### SHORT TASK
Each entry below is to be transcribed exactly.

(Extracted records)
** start **

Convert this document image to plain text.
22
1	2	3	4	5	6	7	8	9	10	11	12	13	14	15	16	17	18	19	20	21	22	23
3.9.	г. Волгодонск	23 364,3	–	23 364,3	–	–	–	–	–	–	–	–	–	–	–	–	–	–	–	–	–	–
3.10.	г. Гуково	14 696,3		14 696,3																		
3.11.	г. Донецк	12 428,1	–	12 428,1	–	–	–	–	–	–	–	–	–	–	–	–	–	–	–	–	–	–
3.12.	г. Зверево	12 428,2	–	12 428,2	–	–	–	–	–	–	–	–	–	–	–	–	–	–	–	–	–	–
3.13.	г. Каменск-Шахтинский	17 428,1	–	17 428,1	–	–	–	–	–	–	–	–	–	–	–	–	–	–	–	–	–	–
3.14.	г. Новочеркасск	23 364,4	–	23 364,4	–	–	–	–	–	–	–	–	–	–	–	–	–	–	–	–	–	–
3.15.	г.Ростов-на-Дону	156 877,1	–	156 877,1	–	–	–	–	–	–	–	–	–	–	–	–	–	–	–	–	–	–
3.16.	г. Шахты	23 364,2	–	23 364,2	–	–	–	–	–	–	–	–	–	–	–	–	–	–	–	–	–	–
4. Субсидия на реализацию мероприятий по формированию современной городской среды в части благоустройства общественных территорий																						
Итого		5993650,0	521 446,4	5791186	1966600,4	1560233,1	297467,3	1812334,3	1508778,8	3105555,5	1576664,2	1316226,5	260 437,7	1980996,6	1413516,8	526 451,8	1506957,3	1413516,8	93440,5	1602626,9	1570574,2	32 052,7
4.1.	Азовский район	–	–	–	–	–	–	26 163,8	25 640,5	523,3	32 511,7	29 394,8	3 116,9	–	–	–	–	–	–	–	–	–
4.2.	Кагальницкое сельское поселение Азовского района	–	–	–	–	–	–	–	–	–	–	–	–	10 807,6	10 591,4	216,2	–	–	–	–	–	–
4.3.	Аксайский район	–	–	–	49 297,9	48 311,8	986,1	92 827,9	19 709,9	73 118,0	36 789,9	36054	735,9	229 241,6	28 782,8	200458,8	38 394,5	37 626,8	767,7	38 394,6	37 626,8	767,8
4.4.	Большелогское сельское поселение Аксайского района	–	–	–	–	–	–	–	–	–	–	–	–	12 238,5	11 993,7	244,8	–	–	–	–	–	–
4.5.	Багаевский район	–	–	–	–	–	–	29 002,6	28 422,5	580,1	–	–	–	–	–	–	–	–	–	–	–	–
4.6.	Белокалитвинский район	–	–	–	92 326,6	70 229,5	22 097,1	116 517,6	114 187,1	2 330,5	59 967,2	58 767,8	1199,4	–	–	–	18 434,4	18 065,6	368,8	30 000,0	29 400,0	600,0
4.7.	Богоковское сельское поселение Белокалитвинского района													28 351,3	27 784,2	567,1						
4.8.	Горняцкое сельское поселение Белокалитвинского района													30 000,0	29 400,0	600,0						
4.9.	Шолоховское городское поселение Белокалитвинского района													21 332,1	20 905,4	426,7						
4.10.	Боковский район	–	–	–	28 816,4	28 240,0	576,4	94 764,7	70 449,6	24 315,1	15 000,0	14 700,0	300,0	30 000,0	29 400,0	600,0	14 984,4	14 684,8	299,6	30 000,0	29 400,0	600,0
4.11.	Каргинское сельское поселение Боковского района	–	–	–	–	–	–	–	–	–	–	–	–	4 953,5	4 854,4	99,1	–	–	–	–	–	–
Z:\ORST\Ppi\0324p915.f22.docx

** end **

### WRITTEN ANSWER
Convert this document image to plain text.
22
1	2	3	4	5	6	7	8	9	10	11	12	13	14	15	16	17	18	19	20	21	22	23
3.9.	г. Волгодонск	23 364,3	–	23 364,3	–	–	–	–	–	–	–	–	–	–	–	–	–	–	–	–	–	–
3.10.	г. Гуково	14 696,3		14 696,3																		
3.11.	г. Донецк	12 428,1	–	12 428,1	–	–	–	–	–	–	–	–	–	–	–	–	–	–	–	–	–	–
3.12.	г. Зверево	12 428,2	–	12 428,2	–	–	–	–	–	–	–	–	–	–	–	–	–	–	–	–	–	–
3.13.	г. Каменск-Шахтинский	17 428,1	–	17 428,1	–	–	–	–	–	–	–	–	–	–	–	–	–	–	–	–	–	–
3.14.	г. Новочеркасск	23 364,4	–	23 364,4	–	–	–	–	–	–	–	–	–	–	–	–	–	–	–	–	–	–
3.15.	г.Ростов-на-Дону	156 877,1	–	156 877,1	–	–	–	–	–	–	–	–	–	–	–	–	–	–	–	–	–	–
3.16.	г. Шахты	23 364,2	–	23 364,2	–	–	–	–	–	–	–	–	–	–	–	–	–	–	–	–	–	–
4. Субсидия на реализацию мероприятий по формированию современной городской среды в части благоустройства общественных территорий																						
Итого		5993650,0	521 446,4	5791186	1966600,4	1560233,1	297467,3	1812334,3	1508778,8	3105555,5	1576664,2	1316226,5	260 437,7	1980996,6	1413516,8	526 451,8	1506957,3	1413516,8	93440,5	1602626,9	1570574,2	32 052,7
4.1.	Азовский район	–	–	–	–	–	–	26 163,8	25 640,5	523,3	32 511,7	29 394,8	3 116,9	–	–	–	–	–	–	–	–	–
4.2.	Кагальницкое сельское поселение Азовского района	–	–	–	–	–	–	–	–	–	–	–	–	10 807,6	10 591,4	216,2	–	–	–	–	–	–
4.3.	Аксайский район	–	–	–	49 297,9	48 311,8	986,1	92 827,9	19 709,9	73 118,0	36 789,9	36054	735,9	229 241,6	28 782,8	200458,8	38 394,5	37 626,8	767,7	38 394,6	37 626,8	767,8
4.4.	Большелогское сельское поселение Аксайского района	–	–	–	–	–	–	–	–	–	–	–	–	12 238,5	11 993,7	244,8	–	–	–	–	–	–
4.5.	Багаевский район	–	–	–	–	–	–	29 002,6	28 422,5	580,1	–	–	–	–	–	–	–	–	–	–	–	–
4.6.	Белокалитвинский район	–	–	–	92 326,6	70 229,5	22 097,1	116 517,6	114 187,1	2 330,5	59 967,2	58 767,8	1199,4	–	–	–	18 434,4	18 065,6	368,8	30 000,0	29 400,0	600,0
4.7.	Богоковское сельское поселение Белокалитвинского района													28 351,3	27 784,2	567,1						
4.8.	Горняцкое сельское поселение Белокалитвинского района													30 000,0	29 400,0	600,0						
4.9.	Шолоховское городское поселение Белокалитвинского района													21 332,1	20 905,4	426,7						
4.10.	Боковский район	–	–	–	28 816,4	28 240,0	576,4	94 764,7	70 449,6	24 315,1	15 000,0	14 700,0	300,0	30 000,0	29 400,0	600,0	14 984,4	14 684,8	299,6	30 000,0	29 400,0	600,0
4.11.	Каргинское сельское поселение Боковского района	–	–	–	–	–	–	–	–	–	–	–	–	4 953,5	4 854,4	99,1	–	–	–	–	–	–
Z:\ORST\Ppi\0324p915.f22.docx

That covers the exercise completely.